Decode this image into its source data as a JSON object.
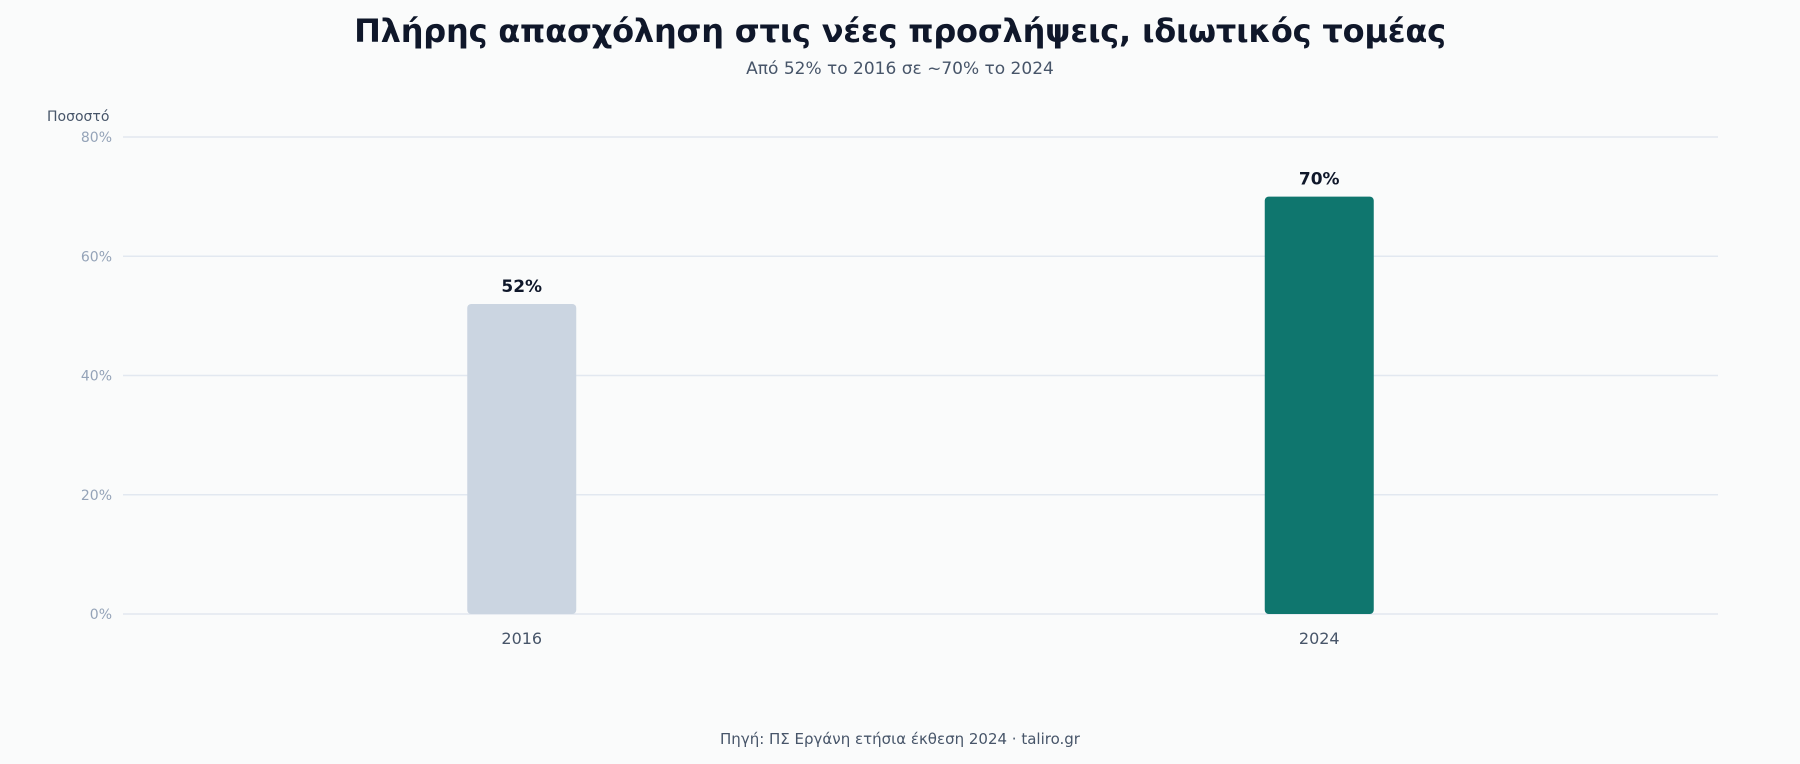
{
  "chart_data": {
    "type": "bar",
    "title": "Πλήρης απασχόληση στις νέες προσλήψεις, ιδιωτικός τομέας",
    "subtitle": "Από 52% το 2016 σε ~70% το 2024",
    "ylabel": "Ποσοστό",
    "xlabel": "",
    "categories": [
      "2016",
      "2024"
    ],
    "values": [
      52,
      70
    ],
    "data_labels": [
      "52%",
      "70%"
    ],
    "bar_colors": [
      "#cbd5e1",
      "#0f766e"
    ],
    "ylim": [
      0,
      80
    ],
    "yticks": [
      0,
      20,
      40,
      60,
      80
    ],
    "ytick_labels": [
      "0%",
      "20%",
      "40%",
      "60%",
      "80%"
    ],
    "grid": true,
    "legend": "none",
    "source": "Πηγή: ΠΣ Εργάνη ετήσια έκθεση 2024 · taliro.gr"
  }
}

++++++++++++++++++++

— The task —
Go through the data above and transcribe it in full, omitting any image.

— Reply to the exercise —
Decode this image into its source data as a JSON object.
{
  "chart_data": {
    "type": "bar",
    "title": "Πλήρης απασχόληση στις νέες προσλήψεις, ιδιωτικός τομέας",
    "subtitle": "Από 52% το 2016 σε ~70% το 2024",
    "ylabel": "Ποσοστό",
    "xlabel": "",
    "categories": [
      "2016",
      "2024"
    ],
    "values": [
      52,
      70
    ],
    "data_labels": [
      "52%",
      "70%"
    ],
    "bar_colors": [
      "#cbd5e1",
      "#0f766e"
    ],
    "ylim": [
      0,
      80
    ],
    "yticks": [
      0,
      20,
      40,
      60,
      80
    ],
    "ytick_labels": [
      "0%",
      "20%",
      "40%",
      "60%",
      "80%"
    ],
    "grid": true,
    "legend": "none",
    "source": "Πηγή: ΠΣ Εργάνη ετήσια έκθεση 2024 · taliro.gr"
  }
}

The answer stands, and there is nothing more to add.